--- Begin ---

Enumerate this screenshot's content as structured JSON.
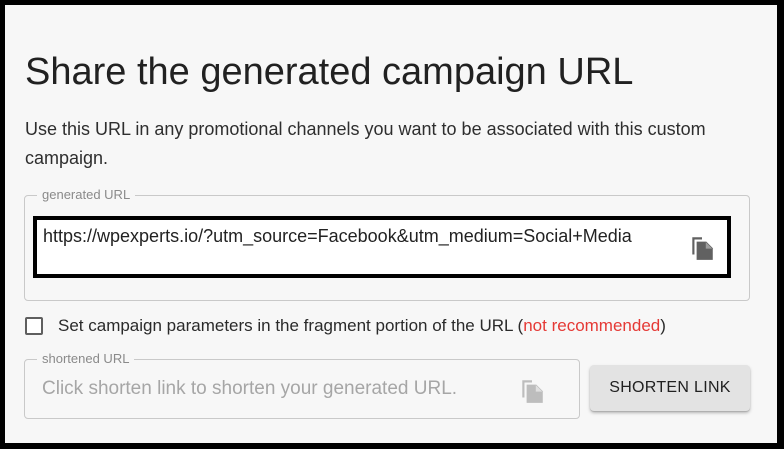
{
  "heading": {
    "title": "Share the generated campaign URL",
    "description": "Use this URL in any promotional channels you want to be associated with this custom campaign."
  },
  "generated_url": {
    "label": "generated URL",
    "value": "https://wpexperts.io/?utm_source=Facebook&utm_medium=Social+Media",
    "copy_icon": "copy-icon"
  },
  "fragment_option": {
    "checked": false,
    "label": "Set campaign parameters in the fragment portion of the URL (",
    "warning": "not recommended",
    "closing": ")"
  },
  "shortened_url": {
    "label": "shortened URL",
    "placeholder": "Click shorten link to shorten your generated URL.",
    "copy_icon": "copy-icon"
  },
  "shorten_button": {
    "label": "SHORTEN LINK"
  },
  "colors": {
    "warning": "#e53935",
    "icon_active": "#616161",
    "icon_disabled": "#bdbdbd",
    "button_bg": "#e3e3e3"
  }
}
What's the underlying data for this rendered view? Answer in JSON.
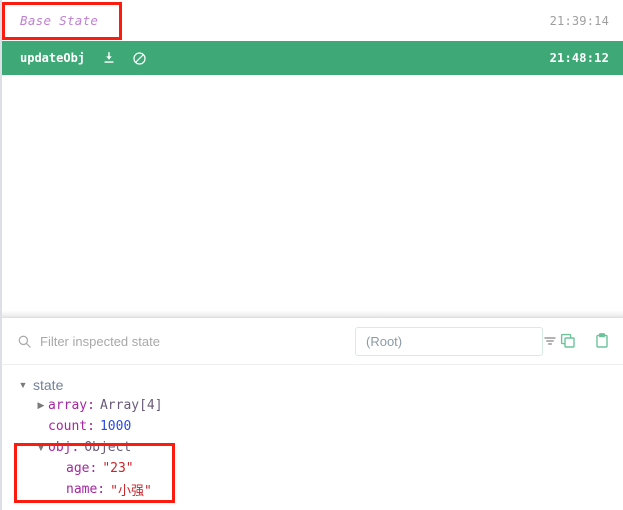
{
  "log": {
    "base_entry": {
      "label": "Base State",
      "time": "21:39:14"
    },
    "active_entry": {
      "label": "updateObj",
      "time": "21:48:12",
      "jump_icon": "download-icon",
      "skip_icon": "circle-slash-icon"
    }
  },
  "toolbar": {
    "search_placeholder": "Filter inspected state",
    "search_value": "",
    "search_icon": "search-icon",
    "path_value": "",
    "path_placeholder": "(Root)",
    "funnel_icon": "funnel-icon",
    "copy_icon": "copy-icon",
    "clipboard_icon": "clipboard-icon"
  },
  "tree": {
    "root": {
      "label": "state",
      "expanded": true
    },
    "nodes": [
      {
        "key": "array:",
        "type": "Array[4]",
        "kind": "type",
        "expanded": false,
        "indent": 1
      },
      {
        "key": "count:",
        "value": "1000",
        "kind": "number",
        "indent": 1
      },
      {
        "key": "obj:",
        "type": "Object",
        "kind": "type",
        "expanded": true,
        "indent": 1
      },
      {
        "key": "age:",
        "value": "\"23\"",
        "kind": "string",
        "indent": 2
      },
      {
        "key": "name:",
        "value": "\"小强\"",
        "kind": "string",
        "indent": 2
      }
    ]
  },
  "colors": {
    "active_row_green": "#3ea977",
    "annotation_red": "#fb1b0f",
    "key_magenta": "#a626a4",
    "number_blue": "#2b4ae0",
    "string_red": "#c7252b",
    "base_label_purple": "#c07fd4",
    "icon_green": "#6cc39b"
  }
}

--- End ---

• [Task objective]
Reproduce verbatim, and only, the lines starting at the one that contains "What's the underlying" and ending with the final line of the records; leave out the pictures.

• [Exercise solution]
What's the underlying data for this rendered view? Answer in JSON.
{
  "log": {
    "base_entry": {
      "label": "Base State",
      "time": "21:39:14"
    },
    "active_entry": {
      "label": "updateObj",
      "time": "21:48:12",
      "jump_icon": "download-icon",
      "skip_icon": "circle-slash-icon"
    }
  },
  "toolbar": {
    "search_placeholder": "Filter inspected state",
    "search_value": "",
    "search_icon": "search-icon",
    "path_value": "",
    "path_placeholder": "(Root)",
    "funnel_icon": "funnel-icon",
    "copy_icon": "copy-icon",
    "clipboard_icon": "clipboard-icon"
  },
  "tree": {
    "root": {
      "label": "state",
      "expanded": true
    },
    "nodes": [
      {
        "key": "array:",
        "type": "Array[4]",
        "kind": "type",
        "expanded": false,
        "indent": 1
      },
      {
        "key": "count:",
        "value": "1000",
        "kind": "number",
        "indent": 1
      },
      {
        "key": "obj:",
        "type": "Object",
        "kind": "type",
        "expanded": true,
        "indent": 1
      },
      {
        "key": "age:",
        "value": "\"23\"",
        "kind": "string",
        "indent": 2
      },
      {
        "key": "name:",
        "value": "\"小强\"",
        "kind": "string",
        "indent": 2
      }
    ]
  },
  "colors": {
    "active_row_green": "#3ea977",
    "annotation_red": "#fb1b0f",
    "key_magenta": "#a626a4",
    "number_blue": "#2b4ae0",
    "string_red": "#c7252b",
    "base_label_purple": "#c07fd4",
    "icon_green": "#6cc39b"
  }
}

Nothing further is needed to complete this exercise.